▶ WORK INSTRUCTIONS
Present every line in which the string "five" appears.

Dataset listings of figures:

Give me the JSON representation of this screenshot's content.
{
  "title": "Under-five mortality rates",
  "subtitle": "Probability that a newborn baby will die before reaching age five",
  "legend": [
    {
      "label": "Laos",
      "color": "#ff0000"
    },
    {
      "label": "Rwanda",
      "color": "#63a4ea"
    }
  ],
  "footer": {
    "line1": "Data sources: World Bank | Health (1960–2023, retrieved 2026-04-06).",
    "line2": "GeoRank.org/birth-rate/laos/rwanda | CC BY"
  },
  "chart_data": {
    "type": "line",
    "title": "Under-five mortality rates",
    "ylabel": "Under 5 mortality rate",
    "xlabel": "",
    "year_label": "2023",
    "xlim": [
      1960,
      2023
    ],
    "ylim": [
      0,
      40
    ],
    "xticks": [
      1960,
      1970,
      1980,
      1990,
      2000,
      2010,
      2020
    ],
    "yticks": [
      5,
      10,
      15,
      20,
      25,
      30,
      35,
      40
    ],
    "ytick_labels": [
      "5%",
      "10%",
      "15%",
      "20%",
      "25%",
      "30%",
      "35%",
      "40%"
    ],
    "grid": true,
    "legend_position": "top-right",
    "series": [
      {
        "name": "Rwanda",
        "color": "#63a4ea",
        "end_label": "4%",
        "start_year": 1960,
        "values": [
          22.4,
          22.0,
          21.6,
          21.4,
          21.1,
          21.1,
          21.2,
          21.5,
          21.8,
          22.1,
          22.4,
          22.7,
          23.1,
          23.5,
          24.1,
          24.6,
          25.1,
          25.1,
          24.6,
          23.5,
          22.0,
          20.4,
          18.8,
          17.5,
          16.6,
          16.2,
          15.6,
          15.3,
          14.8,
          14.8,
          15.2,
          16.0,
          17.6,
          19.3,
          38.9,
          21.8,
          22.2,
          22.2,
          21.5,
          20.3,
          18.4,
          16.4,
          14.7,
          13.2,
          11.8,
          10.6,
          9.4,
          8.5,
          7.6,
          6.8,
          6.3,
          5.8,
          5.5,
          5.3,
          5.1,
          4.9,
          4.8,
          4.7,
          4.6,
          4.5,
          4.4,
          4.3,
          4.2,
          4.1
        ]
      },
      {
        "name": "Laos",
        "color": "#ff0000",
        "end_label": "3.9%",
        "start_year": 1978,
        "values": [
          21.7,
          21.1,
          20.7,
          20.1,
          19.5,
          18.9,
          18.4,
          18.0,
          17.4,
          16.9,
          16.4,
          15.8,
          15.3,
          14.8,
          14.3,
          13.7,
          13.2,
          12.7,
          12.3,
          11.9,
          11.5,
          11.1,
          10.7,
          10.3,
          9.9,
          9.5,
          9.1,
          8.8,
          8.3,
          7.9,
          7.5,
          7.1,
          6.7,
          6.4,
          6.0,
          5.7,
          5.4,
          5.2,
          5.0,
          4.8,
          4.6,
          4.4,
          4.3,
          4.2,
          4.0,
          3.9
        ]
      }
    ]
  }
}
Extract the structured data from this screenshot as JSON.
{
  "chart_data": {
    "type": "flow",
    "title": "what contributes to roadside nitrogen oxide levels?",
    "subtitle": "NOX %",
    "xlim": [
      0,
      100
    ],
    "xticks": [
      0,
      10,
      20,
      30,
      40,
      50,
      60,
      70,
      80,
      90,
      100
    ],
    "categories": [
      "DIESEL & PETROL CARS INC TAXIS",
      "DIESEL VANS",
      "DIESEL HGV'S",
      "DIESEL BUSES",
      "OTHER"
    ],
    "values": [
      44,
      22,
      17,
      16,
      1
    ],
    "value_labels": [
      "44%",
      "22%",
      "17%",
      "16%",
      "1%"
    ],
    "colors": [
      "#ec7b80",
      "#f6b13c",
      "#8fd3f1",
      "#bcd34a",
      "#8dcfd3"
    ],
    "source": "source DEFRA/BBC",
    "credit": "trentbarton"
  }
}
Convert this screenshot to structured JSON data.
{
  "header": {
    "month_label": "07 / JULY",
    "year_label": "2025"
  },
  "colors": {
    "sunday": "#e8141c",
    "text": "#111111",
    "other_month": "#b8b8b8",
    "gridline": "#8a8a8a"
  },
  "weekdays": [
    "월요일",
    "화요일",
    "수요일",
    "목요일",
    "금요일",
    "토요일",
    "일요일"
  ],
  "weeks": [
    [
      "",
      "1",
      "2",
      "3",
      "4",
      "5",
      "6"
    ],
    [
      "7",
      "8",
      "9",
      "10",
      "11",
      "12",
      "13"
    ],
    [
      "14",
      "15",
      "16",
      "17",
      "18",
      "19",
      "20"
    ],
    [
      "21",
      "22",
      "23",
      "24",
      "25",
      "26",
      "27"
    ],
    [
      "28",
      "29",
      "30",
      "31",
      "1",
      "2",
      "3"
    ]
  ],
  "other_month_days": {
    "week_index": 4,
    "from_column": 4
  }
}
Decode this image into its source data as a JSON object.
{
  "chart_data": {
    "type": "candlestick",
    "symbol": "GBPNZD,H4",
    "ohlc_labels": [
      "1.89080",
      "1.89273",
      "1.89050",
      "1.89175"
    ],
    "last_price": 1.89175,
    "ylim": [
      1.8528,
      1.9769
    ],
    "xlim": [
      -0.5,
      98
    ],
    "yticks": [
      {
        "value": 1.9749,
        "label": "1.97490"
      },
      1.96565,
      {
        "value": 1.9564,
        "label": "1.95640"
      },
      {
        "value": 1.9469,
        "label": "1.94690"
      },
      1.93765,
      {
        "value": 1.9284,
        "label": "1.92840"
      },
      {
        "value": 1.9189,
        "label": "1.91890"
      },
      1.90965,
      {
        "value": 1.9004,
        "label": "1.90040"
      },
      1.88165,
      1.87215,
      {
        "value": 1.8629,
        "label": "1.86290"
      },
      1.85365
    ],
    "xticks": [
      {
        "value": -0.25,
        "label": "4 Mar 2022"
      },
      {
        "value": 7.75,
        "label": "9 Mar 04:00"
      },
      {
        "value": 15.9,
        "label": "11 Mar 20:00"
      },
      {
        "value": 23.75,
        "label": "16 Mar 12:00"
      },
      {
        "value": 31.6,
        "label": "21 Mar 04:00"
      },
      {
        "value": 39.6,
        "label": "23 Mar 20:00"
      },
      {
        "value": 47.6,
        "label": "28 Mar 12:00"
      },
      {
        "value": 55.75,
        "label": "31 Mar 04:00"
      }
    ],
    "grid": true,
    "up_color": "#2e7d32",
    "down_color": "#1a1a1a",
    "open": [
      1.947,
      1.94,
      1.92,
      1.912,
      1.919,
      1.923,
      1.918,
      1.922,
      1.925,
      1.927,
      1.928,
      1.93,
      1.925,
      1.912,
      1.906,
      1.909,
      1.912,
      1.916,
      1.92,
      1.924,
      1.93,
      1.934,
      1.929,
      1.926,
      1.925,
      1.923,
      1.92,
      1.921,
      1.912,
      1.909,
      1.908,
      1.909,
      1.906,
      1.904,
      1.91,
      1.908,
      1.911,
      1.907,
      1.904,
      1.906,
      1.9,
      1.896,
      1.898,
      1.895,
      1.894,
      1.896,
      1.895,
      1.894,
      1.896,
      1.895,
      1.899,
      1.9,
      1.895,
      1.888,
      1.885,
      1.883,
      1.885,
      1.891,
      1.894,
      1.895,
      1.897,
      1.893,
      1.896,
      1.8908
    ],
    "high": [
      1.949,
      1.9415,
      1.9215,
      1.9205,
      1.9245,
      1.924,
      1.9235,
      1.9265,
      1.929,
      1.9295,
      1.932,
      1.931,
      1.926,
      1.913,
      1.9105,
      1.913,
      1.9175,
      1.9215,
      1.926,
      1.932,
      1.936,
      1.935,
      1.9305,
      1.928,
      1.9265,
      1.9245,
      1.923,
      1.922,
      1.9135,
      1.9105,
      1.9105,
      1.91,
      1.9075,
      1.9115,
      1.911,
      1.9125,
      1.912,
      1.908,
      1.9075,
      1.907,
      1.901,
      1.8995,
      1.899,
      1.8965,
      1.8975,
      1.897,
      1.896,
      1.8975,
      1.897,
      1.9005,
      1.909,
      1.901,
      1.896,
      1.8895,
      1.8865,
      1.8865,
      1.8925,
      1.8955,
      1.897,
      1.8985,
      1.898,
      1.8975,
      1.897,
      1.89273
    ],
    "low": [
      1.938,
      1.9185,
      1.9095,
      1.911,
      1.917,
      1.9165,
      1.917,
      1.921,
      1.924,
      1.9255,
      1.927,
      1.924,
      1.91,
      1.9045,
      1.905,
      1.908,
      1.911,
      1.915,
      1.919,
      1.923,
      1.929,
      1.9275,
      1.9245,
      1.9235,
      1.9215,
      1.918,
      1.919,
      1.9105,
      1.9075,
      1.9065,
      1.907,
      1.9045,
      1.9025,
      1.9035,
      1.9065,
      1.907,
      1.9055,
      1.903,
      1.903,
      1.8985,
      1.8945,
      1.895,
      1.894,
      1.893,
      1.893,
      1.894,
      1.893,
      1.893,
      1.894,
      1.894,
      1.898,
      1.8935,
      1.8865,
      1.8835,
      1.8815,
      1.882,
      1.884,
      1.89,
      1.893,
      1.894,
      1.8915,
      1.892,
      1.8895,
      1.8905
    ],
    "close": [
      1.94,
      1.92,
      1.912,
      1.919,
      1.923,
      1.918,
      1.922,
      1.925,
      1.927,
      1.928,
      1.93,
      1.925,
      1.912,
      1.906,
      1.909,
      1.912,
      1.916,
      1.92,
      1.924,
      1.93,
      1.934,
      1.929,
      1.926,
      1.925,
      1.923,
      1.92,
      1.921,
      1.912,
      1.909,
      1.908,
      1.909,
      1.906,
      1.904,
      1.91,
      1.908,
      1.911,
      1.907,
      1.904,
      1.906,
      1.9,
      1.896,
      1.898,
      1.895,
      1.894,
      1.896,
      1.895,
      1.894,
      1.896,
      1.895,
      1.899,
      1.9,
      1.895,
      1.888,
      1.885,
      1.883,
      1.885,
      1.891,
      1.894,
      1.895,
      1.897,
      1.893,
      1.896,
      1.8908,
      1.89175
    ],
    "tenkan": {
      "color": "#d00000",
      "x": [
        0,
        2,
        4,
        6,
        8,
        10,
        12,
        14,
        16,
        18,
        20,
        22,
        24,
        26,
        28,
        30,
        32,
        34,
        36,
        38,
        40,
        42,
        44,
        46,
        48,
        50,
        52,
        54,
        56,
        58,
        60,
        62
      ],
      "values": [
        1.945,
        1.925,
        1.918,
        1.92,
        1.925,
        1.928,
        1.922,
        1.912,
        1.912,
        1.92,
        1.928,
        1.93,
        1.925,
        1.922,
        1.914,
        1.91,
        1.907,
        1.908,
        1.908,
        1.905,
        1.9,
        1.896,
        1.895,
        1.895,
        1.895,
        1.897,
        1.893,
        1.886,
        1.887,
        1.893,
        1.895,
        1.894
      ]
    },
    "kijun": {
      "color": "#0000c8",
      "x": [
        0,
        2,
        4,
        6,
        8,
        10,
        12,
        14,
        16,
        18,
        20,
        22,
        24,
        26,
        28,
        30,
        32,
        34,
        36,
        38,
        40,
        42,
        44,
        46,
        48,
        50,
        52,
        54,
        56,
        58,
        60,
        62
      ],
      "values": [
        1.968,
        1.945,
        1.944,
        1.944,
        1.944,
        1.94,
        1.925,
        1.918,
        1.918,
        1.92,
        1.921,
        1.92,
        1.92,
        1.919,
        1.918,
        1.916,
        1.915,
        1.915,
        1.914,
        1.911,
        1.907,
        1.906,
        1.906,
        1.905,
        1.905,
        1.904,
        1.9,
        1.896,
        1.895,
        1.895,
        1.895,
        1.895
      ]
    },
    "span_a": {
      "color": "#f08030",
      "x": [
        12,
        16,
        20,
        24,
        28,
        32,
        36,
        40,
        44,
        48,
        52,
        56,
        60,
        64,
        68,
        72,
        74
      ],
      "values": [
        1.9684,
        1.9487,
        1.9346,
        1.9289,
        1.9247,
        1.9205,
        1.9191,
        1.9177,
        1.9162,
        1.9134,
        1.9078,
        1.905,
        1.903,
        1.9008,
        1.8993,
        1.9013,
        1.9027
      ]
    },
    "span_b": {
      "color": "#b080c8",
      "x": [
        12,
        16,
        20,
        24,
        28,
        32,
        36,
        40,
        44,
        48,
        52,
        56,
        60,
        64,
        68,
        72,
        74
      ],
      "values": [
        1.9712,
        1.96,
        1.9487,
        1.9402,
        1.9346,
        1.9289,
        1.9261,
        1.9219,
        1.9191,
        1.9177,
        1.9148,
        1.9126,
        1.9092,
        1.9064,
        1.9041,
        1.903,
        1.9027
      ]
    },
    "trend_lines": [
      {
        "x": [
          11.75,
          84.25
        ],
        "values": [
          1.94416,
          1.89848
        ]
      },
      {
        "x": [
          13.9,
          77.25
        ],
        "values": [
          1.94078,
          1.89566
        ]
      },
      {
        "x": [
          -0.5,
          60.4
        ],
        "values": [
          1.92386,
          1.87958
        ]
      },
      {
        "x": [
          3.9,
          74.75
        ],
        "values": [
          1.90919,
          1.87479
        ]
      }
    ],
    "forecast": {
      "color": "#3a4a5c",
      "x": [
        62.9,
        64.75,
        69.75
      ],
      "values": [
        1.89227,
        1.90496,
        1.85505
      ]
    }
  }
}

▶ OUTPUT
  "title": "Under-five mortality rates",
  "subtitle": "Probability that a newborn baby will die before reaching age five",
    "title": "Under-five mortality rates",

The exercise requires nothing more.